_To do_
Below are records. Transcribe exactly the lines from the one that contains "Output a JSON" through the last line, leaving any pictures out.

Collected data
_____
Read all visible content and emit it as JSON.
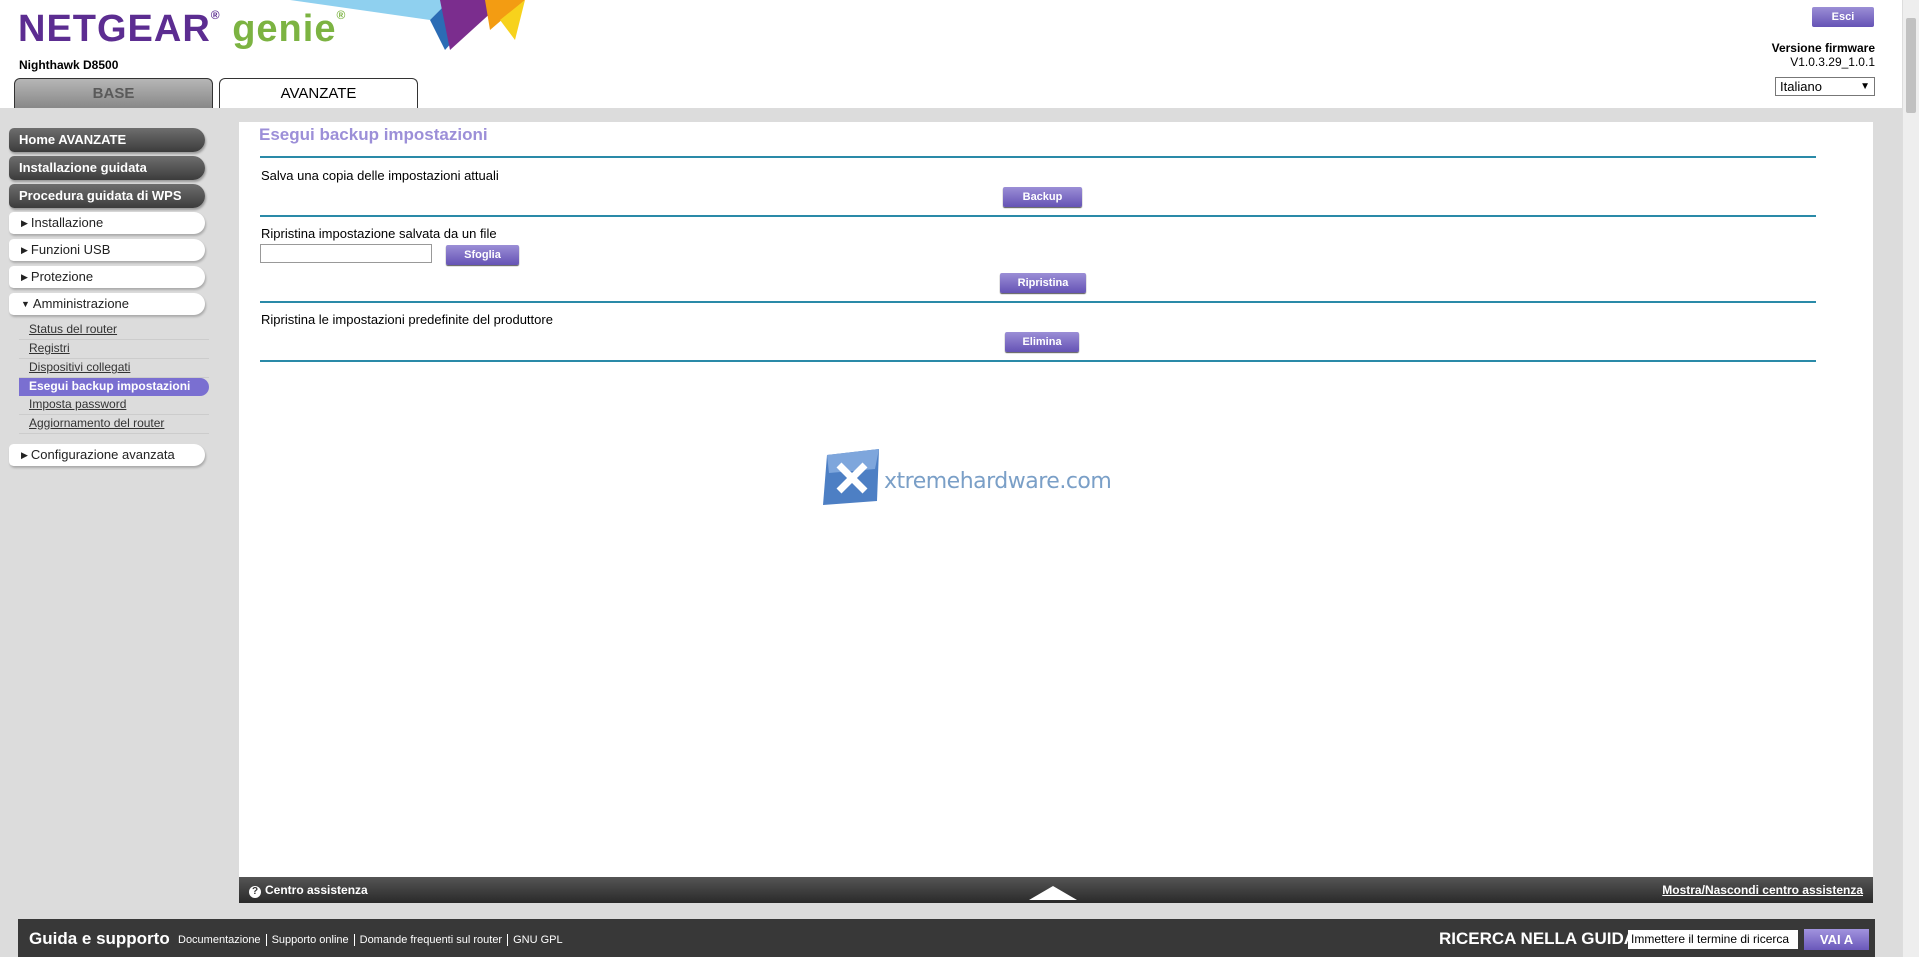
{
  "header": {
    "brand": "NETGEAR",
    "brand_reg": "®",
    "product": "genie",
    "product_reg": "®",
    "model": "Nighthawk D8500",
    "logout_label": "Esci",
    "firmware_label": "Versione firmware",
    "firmware_version": "V1.0.3.29_1.0.1",
    "language": "Italiano"
  },
  "tabs": [
    {
      "label": "BASE",
      "active": false
    },
    {
      "label": "AVANZATE",
      "active": true
    }
  ],
  "sidebar": {
    "primary": [
      {
        "label": "Home AVANZATE"
      },
      {
        "label": "Installazione guidata"
      },
      {
        "label": "Procedura guidata di WPS"
      }
    ],
    "sections": [
      {
        "label": "Installazione",
        "expanded": false
      },
      {
        "label": "Funzioni USB",
        "expanded": false
      },
      {
        "label": "Protezione",
        "expanded": false
      },
      {
        "label": "Amministrazione",
        "expanded": true
      }
    ],
    "admin_items": [
      {
        "label": "Status del router"
      },
      {
        "label": "Registri"
      },
      {
        "label": "Dispositivi collegati"
      },
      {
        "label": "Esegui backup impostazioni",
        "active": true
      },
      {
        "label": "Imposta password"
      },
      {
        "label": "Aggiornamento del router"
      }
    ],
    "advanced": {
      "label": "Configurazione avanzata",
      "expanded": false
    }
  },
  "main": {
    "title": "Esegui backup impostazioni",
    "backup_label": "Salva una copia delle impostazioni attuali",
    "backup_button": "Backup",
    "restore_label": "Ripristina impostazione salvata da un file",
    "browse_button": "Sfoglia",
    "restore_button": "Ripristina",
    "factory_label": "Ripristina le impostazioni predefinite del produttore",
    "erase_button": "Elimina",
    "watermark": "xtremehardware.com"
  },
  "helpbar": {
    "left": "Centro assistenza",
    "right": "Mostra/Nascondi centro assistenza"
  },
  "footer": {
    "title": "Guida e supporto",
    "links": [
      "Documentazione",
      "Supporto online",
      "Domande frequenti sul router",
      "GNU GPL"
    ],
    "search_title": "RICERCA NELLA GUIDA",
    "search_value": "Immettere il termine di ricerca",
    "search_button": "VAI A"
  },
  "colors": {
    "accent": "#7a6fd1",
    "brand": "#5c2d91",
    "genie": "#7cb342",
    "divider": "#2a8aa8"
  }
}
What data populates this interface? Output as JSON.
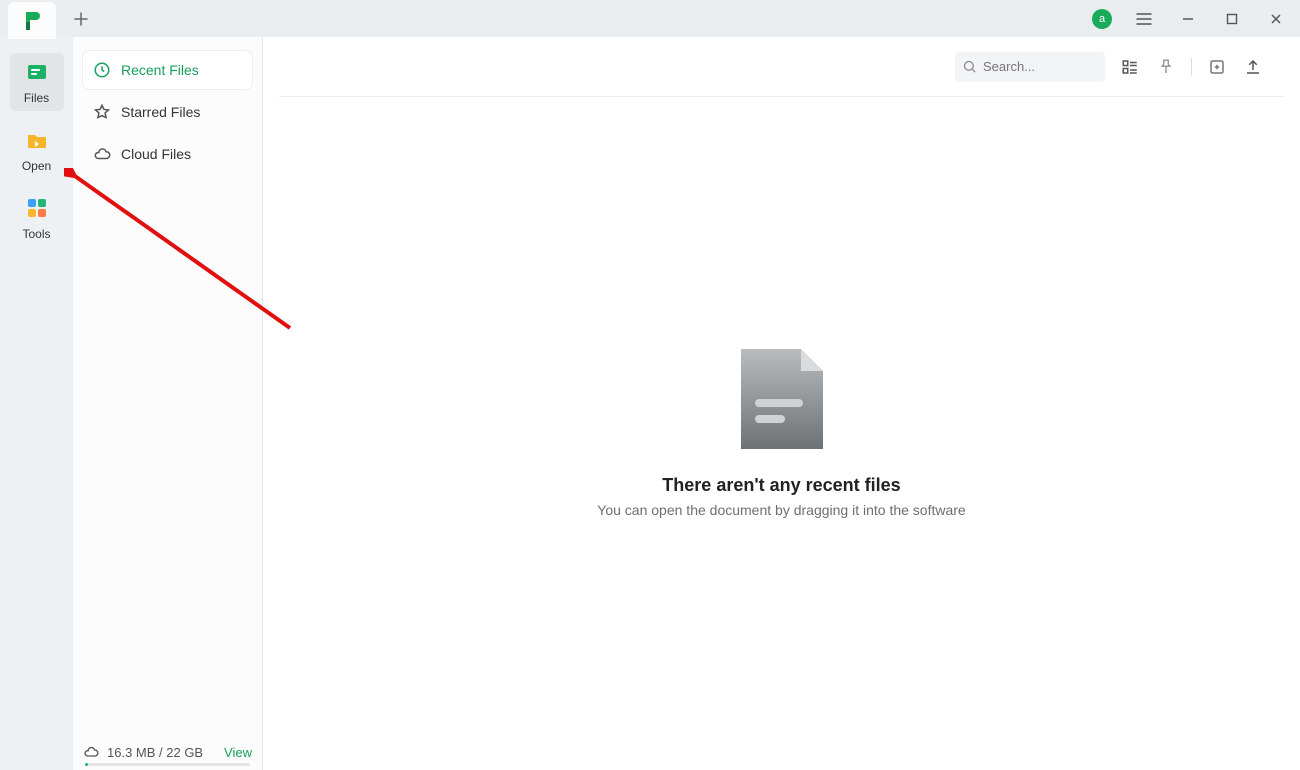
{
  "titlebar": {
    "avatar_initial": "a"
  },
  "leftrail": {
    "items": [
      {
        "label": "Files"
      },
      {
        "label": "Open"
      },
      {
        "label": "Tools"
      }
    ]
  },
  "filespanel": {
    "items": [
      {
        "label": "Recent Files"
      },
      {
        "label": "Starred Files"
      },
      {
        "label": "Cloud Files"
      }
    ],
    "storage_text": "16.3 MB / 22 GB",
    "view_label": "View"
  },
  "topbar": {
    "search_placeholder": "Search..."
  },
  "empty": {
    "title": "There aren't any recent files",
    "subtitle": "You can open the document by dragging it into the software"
  }
}
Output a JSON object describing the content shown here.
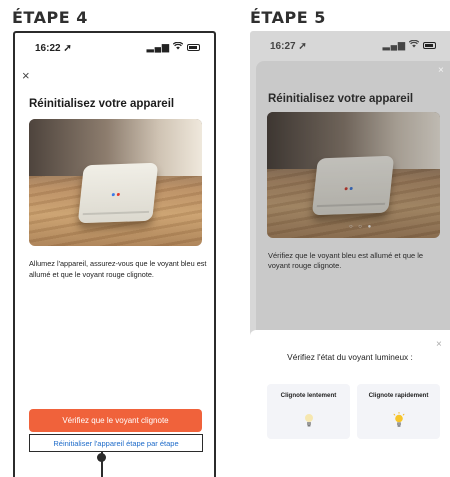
{
  "steps": {
    "step4": {
      "label": "ÉTAPE 4",
      "status_time": "16:22",
      "title": "Réinitialisez votre appareil",
      "instructions": "Allumez l'appareil, assurez-vous que le voyant bleu est allumé et que le voyant rouge clignote.",
      "primary_button": "Vérifiez que le voyant clignote",
      "secondary_button": "Réinitialiser l'appareil étape par étape"
    },
    "step5": {
      "label": "ÉTAPE 5",
      "status_time": "16:27",
      "title": "Réinitialisez votre appareil",
      "instructions": "Vérifiez que le voyant bleu est allumé et que le voyant rouge clignote.",
      "sheet": {
        "title": "Vérifiez l'état du voyant lumineux :",
        "options": [
          {
            "label": "Clignote lentement",
            "icon": "bulb-dim-icon"
          },
          {
            "label": "Clignote rapidement",
            "icon": "bulb-lit-icon"
          }
        ]
      }
    }
  },
  "icons": {
    "close": "×",
    "location": "➚",
    "signal": "▂▄▆",
    "wifi": "wifi-icon",
    "battery": "battery-icon"
  },
  "colors": {
    "primary_button": "#f0623b",
    "link_text": "#1e6bc9",
    "led_blue": "#3b7be8",
    "led_red": "#e23a2e"
  }
}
_____
_Answer to this exercise_
Output a JSON object describing the content shown here.
{
  "steps": {
    "step4": {
      "label": "ÉTAPE 4",
      "status_time": "16:22",
      "title": "Réinitialisez votre appareil",
      "instructions": "Allumez l'appareil, assurez-vous que le voyant bleu est allumé et que le voyant rouge clignote.",
      "primary_button": "Vérifiez que le voyant clignote",
      "secondary_button": "Réinitialiser l'appareil étape par étape"
    },
    "step5": {
      "label": "ÉTAPE 5",
      "status_time": "16:27",
      "title": "Réinitialisez votre appareil",
      "instructions": "Vérifiez que le voyant bleu est allumé et que le voyant rouge clignote.",
      "sheet": {
        "title": "Vérifiez l'état du voyant lumineux :",
        "options": [
          {
            "label": "Clignote lentement",
            "icon": "bulb-dim-icon"
          },
          {
            "label": "Clignote rapidement",
            "icon": "bulb-lit-icon"
          }
        ]
      }
    }
  },
  "icons": {
    "close": "×",
    "location": "➚",
    "signal": "▂▄▆",
    "wifi": "wifi-icon",
    "battery": "battery-icon"
  },
  "colors": {
    "primary_button": "#f0623b",
    "link_text": "#1e6bc9",
    "led_blue": "#3b7be8",
    "led_red": "#e23a2e"
  }
}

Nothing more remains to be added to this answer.